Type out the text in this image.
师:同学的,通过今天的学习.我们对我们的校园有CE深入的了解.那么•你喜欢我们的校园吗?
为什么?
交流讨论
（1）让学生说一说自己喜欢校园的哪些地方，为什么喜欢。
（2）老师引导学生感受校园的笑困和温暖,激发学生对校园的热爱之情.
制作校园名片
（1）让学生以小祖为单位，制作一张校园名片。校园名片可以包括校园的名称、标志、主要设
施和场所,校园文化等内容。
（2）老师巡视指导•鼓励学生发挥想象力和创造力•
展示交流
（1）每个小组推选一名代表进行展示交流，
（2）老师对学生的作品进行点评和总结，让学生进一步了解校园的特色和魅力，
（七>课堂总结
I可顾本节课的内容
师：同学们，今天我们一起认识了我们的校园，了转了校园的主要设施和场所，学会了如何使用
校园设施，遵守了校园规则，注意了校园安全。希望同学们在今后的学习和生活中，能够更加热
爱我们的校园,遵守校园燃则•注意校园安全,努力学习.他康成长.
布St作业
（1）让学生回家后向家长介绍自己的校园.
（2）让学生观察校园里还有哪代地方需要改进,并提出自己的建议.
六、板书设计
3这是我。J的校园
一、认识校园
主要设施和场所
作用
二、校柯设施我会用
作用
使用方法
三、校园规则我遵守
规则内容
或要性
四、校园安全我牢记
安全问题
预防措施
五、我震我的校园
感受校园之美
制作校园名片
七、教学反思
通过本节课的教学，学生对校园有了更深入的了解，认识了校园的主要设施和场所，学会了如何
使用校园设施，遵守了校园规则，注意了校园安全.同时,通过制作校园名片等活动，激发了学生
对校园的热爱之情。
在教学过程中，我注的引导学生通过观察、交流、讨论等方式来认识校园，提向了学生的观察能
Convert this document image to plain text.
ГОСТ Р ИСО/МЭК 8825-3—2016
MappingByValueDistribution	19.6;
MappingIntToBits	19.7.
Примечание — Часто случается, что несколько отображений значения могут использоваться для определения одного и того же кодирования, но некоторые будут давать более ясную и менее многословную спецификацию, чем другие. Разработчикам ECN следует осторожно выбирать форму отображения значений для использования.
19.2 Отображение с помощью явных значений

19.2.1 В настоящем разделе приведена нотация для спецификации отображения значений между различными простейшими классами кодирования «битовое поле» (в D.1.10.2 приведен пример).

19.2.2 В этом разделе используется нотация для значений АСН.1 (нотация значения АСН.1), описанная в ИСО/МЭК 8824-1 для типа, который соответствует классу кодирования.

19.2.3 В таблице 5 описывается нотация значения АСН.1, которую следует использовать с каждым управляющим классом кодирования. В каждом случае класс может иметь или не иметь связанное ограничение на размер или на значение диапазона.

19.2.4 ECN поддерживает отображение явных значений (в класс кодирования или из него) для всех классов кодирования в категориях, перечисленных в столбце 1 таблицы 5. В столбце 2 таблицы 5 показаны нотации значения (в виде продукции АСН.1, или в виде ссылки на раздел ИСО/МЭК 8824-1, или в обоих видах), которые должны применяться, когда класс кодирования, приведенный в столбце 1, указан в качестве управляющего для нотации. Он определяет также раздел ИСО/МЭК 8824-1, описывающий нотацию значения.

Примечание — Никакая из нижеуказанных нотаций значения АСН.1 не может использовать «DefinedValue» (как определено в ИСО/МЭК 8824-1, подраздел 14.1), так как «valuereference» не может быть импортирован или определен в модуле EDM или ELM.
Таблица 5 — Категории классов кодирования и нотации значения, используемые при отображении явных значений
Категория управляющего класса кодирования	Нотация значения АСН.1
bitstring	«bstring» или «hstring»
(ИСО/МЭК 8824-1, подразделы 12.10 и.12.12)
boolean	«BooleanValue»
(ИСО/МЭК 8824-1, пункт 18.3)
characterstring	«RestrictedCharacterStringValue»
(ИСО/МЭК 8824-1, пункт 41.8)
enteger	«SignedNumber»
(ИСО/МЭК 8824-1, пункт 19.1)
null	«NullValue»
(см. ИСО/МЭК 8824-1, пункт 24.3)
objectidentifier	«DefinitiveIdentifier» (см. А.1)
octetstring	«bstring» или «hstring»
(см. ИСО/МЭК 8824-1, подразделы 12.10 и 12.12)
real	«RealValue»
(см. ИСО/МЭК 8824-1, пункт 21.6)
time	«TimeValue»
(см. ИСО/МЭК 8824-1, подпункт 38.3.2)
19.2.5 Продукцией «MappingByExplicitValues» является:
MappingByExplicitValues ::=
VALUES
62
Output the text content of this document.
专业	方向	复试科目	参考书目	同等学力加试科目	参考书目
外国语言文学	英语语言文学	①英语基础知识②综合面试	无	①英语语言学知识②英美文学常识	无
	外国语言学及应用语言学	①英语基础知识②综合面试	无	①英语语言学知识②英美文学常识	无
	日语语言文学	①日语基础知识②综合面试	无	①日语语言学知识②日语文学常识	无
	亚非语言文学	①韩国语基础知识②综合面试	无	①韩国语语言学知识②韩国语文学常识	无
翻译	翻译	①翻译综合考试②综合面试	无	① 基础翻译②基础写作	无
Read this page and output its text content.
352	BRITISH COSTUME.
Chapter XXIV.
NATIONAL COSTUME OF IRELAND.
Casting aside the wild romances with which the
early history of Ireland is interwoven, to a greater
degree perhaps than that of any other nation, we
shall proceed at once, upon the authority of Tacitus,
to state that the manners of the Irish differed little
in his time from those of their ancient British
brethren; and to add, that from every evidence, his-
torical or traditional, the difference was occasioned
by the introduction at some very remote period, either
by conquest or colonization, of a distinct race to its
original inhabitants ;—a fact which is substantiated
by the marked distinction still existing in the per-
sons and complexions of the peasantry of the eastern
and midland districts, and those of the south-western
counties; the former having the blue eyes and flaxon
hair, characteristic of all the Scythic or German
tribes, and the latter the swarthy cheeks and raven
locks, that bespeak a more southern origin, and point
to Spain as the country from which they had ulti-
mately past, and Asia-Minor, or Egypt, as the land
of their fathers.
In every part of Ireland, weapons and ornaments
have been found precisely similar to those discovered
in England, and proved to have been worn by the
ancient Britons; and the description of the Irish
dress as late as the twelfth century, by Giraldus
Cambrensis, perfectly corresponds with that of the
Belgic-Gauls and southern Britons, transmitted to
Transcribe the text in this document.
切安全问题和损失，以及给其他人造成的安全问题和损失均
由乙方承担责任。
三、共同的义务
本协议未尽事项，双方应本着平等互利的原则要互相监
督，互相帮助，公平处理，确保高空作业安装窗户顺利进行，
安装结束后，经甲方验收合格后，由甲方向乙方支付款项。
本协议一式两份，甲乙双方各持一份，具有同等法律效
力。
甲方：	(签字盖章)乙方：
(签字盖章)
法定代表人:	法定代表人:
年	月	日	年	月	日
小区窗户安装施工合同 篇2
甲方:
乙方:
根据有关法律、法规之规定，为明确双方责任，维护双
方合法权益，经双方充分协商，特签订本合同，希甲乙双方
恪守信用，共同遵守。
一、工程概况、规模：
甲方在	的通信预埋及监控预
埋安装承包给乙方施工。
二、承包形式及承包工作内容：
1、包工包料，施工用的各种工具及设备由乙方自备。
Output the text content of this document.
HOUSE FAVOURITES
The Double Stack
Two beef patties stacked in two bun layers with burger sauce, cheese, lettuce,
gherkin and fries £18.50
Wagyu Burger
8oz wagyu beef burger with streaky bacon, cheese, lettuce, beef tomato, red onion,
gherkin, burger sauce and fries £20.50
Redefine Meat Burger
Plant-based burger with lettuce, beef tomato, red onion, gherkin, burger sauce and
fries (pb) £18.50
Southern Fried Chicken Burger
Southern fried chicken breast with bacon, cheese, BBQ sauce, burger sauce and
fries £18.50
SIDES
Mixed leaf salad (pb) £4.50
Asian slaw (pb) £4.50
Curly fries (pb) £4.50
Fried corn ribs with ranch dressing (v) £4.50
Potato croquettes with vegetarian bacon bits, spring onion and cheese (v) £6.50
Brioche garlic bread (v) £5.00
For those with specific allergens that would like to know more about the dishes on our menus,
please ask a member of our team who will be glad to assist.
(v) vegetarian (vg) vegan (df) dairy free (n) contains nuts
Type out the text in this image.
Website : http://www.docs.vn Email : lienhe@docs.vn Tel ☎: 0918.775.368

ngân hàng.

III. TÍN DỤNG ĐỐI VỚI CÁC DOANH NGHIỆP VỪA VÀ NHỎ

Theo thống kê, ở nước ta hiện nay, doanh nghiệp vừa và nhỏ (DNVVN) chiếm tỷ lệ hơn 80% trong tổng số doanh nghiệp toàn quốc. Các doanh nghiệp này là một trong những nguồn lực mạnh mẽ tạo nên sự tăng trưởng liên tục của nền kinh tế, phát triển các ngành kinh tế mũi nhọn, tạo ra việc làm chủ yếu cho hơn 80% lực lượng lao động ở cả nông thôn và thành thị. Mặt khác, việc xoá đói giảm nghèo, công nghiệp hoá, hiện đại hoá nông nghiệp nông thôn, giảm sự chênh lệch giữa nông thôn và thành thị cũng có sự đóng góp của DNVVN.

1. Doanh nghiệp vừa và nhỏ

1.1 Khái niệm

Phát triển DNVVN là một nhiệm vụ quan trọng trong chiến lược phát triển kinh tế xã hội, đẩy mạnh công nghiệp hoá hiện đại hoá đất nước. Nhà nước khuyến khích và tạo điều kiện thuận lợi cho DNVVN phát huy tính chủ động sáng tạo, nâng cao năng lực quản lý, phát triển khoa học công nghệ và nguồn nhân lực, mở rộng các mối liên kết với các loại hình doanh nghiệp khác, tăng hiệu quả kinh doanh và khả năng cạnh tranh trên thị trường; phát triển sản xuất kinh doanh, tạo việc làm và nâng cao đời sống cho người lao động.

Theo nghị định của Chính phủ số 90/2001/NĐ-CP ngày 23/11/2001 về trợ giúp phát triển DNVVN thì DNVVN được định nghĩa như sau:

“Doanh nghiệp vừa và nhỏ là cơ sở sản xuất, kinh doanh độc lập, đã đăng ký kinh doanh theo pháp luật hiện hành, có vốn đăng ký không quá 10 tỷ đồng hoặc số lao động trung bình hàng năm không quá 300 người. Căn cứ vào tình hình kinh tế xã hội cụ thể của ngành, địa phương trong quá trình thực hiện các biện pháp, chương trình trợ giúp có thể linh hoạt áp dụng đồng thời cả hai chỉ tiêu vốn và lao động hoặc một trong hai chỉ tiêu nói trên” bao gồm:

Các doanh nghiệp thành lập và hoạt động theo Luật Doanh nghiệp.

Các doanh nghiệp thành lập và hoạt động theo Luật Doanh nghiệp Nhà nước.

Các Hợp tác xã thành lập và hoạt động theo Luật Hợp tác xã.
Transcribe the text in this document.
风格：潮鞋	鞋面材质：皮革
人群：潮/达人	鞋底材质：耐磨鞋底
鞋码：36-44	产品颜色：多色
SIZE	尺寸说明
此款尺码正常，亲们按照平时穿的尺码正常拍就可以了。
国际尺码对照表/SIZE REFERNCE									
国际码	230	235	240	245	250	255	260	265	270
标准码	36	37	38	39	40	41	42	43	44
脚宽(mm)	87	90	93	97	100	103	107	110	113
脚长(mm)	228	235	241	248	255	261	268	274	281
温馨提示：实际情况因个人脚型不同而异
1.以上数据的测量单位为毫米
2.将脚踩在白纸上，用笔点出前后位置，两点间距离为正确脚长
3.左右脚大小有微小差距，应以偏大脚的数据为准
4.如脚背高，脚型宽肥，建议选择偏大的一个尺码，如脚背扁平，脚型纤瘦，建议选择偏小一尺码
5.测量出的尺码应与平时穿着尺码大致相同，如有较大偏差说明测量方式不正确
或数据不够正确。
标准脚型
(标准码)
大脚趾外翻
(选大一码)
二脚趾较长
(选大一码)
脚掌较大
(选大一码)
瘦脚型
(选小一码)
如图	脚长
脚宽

■ ■ ■

Set problem:
Read the entries and pick out all lines that include the word "trên".

Final answer:
Phát triển DNVVN là một nhiệm vụ quan trọng trong chiến lược phát triển kinh tế xã hội, đẩy mạnh công nghiệp hoá hiện đại hoá đất nước. Nhà nước khuyến khích và tạo điều kiện thuận lợi cho DNVVN phát huy tính chủ động sáng tạo, nâng cao năng lực quản lý, phát triển khoa học công nghệ và nguồn nhân lực, mở rộng các mối liên kết với các loại hình doanh nghiệp khác, tăng hiệu quả kinh doanh và khả năng cạnh tranh trên thị trường; phát triển sản xuất kinh doanh, tạo việc làm và nâng cao đời sống cho người lao động.
“Doanh nghiệp vừa và nhỏ là cơ sở sản xuất, kinh doanh độc lập, đã đăng ký kinh doanh theo pháp luật hiện hành, có vốn đăng ký không quá 10 tỷ đồng hoặc số lao động trung bình hàng năm không quá 300 người. Căn cứ vào tình hình kinh tế xã hội cụ thể của ngành, địa phương trong quá trình thực hiện các biện pháp, chương trình trợ giúp có thể linh hoạt áp dụng đồng thời cả hai chỉ tiêu vốn và lao động hoặc một trong hai chỉ tiêu nói trên” bao gồm:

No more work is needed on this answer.